TASK —
Which lines hold the word "JSON"? Show each of them.

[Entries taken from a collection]
----

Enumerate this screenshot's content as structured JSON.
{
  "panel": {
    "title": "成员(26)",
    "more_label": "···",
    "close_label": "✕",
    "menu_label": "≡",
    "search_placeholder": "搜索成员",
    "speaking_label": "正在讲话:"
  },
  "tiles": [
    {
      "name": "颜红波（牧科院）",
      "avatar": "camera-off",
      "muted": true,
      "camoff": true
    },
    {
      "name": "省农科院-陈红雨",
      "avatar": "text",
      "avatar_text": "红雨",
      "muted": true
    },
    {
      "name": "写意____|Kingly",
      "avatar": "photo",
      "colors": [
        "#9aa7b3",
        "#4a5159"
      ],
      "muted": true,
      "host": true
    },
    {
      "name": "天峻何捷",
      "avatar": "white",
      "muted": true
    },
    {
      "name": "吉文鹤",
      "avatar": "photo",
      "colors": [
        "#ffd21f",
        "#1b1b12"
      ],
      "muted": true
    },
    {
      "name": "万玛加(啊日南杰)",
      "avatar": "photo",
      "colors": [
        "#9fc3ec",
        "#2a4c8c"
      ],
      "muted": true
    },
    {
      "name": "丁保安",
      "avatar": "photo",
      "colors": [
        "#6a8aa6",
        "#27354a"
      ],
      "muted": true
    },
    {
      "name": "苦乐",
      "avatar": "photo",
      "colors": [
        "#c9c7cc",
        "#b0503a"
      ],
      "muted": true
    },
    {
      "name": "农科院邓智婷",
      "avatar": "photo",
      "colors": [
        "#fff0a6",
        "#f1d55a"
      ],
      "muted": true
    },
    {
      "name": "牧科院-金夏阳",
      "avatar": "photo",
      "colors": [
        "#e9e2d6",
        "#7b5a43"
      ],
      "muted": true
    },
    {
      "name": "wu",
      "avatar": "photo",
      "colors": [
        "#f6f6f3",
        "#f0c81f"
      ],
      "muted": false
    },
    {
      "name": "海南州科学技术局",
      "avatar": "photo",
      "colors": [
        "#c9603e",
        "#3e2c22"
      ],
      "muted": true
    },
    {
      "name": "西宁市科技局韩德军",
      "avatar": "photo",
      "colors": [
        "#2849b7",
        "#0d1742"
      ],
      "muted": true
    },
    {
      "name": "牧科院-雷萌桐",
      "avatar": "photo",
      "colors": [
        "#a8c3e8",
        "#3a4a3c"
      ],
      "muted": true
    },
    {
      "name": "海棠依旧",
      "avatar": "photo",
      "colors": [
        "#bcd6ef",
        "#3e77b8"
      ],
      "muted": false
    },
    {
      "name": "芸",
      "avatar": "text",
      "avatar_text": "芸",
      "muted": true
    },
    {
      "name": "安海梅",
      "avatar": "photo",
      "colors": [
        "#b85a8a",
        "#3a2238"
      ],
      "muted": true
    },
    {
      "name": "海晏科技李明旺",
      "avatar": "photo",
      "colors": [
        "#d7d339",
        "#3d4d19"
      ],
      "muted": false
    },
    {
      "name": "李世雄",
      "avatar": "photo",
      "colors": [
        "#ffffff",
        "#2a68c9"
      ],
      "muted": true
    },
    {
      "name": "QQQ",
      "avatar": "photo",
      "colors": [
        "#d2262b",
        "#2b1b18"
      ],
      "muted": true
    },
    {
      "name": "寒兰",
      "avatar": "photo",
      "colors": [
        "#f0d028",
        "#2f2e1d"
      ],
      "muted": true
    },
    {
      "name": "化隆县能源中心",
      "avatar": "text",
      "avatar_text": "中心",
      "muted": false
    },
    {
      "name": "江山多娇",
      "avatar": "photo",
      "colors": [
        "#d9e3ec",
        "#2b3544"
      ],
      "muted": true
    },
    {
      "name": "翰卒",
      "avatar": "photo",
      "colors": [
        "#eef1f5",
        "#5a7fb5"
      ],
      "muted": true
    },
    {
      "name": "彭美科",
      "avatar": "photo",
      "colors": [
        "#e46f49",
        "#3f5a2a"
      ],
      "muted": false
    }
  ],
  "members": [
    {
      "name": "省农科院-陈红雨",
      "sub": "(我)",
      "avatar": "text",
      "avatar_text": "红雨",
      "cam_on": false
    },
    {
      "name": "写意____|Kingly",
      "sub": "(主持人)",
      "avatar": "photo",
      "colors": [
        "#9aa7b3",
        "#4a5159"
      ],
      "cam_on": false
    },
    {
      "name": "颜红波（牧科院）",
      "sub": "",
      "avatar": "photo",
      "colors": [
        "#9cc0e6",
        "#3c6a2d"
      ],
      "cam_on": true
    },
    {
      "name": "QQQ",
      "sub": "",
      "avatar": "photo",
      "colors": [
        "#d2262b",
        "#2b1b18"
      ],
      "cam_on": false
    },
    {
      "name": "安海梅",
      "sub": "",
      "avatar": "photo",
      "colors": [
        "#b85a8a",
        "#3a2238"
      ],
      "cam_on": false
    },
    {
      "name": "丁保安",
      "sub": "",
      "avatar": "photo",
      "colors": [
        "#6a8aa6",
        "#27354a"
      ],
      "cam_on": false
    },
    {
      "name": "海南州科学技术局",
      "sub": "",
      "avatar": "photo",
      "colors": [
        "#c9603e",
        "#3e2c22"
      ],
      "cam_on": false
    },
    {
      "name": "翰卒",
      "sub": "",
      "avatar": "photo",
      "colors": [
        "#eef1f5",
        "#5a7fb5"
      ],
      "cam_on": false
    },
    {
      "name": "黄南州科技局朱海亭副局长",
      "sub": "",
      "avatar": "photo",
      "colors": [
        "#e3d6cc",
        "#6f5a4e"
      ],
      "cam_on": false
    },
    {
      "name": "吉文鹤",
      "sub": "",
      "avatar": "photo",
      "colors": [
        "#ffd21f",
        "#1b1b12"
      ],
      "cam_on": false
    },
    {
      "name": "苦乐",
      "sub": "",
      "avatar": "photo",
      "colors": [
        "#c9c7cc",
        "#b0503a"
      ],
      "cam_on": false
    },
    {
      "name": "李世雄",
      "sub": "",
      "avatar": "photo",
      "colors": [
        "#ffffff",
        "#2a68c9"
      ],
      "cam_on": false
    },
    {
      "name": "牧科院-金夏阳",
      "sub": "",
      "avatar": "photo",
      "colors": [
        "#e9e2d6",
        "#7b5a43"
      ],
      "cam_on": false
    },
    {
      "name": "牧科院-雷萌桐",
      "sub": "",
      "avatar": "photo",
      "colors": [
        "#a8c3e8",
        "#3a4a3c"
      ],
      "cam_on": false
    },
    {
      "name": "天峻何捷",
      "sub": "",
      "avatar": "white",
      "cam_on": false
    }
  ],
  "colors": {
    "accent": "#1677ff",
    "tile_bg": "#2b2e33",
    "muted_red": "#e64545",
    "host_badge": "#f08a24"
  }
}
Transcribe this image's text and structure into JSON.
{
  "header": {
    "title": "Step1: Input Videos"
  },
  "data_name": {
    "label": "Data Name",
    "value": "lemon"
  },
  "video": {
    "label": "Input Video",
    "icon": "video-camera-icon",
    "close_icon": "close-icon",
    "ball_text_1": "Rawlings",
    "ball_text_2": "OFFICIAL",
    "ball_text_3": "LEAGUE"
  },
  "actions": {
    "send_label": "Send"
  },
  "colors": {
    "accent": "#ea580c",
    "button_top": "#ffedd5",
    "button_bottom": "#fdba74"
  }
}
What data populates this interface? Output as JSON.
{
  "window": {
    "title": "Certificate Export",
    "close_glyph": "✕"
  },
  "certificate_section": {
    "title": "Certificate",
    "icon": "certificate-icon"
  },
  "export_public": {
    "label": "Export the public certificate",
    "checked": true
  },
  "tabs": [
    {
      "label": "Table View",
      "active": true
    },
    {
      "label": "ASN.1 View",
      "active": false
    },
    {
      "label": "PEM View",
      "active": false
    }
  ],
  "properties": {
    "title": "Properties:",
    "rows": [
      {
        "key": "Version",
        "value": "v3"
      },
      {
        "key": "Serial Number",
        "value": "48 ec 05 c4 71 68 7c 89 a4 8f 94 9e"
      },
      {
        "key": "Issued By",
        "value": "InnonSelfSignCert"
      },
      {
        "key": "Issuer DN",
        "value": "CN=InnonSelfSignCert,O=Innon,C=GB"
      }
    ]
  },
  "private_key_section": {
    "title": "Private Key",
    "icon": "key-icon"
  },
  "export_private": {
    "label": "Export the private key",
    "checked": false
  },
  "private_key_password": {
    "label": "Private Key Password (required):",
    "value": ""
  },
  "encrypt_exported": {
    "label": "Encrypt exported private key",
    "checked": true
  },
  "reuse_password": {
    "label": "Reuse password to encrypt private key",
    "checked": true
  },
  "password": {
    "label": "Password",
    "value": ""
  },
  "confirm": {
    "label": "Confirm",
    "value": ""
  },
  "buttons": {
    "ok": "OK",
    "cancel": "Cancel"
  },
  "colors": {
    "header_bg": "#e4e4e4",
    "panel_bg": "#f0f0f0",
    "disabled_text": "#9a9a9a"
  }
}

----

RESULT OF THE TASK —
Enumerate this screenshot's content as structured JSON.
Transcribe this image's text and structure into JSON.
What data populates this interface? Output as JSON.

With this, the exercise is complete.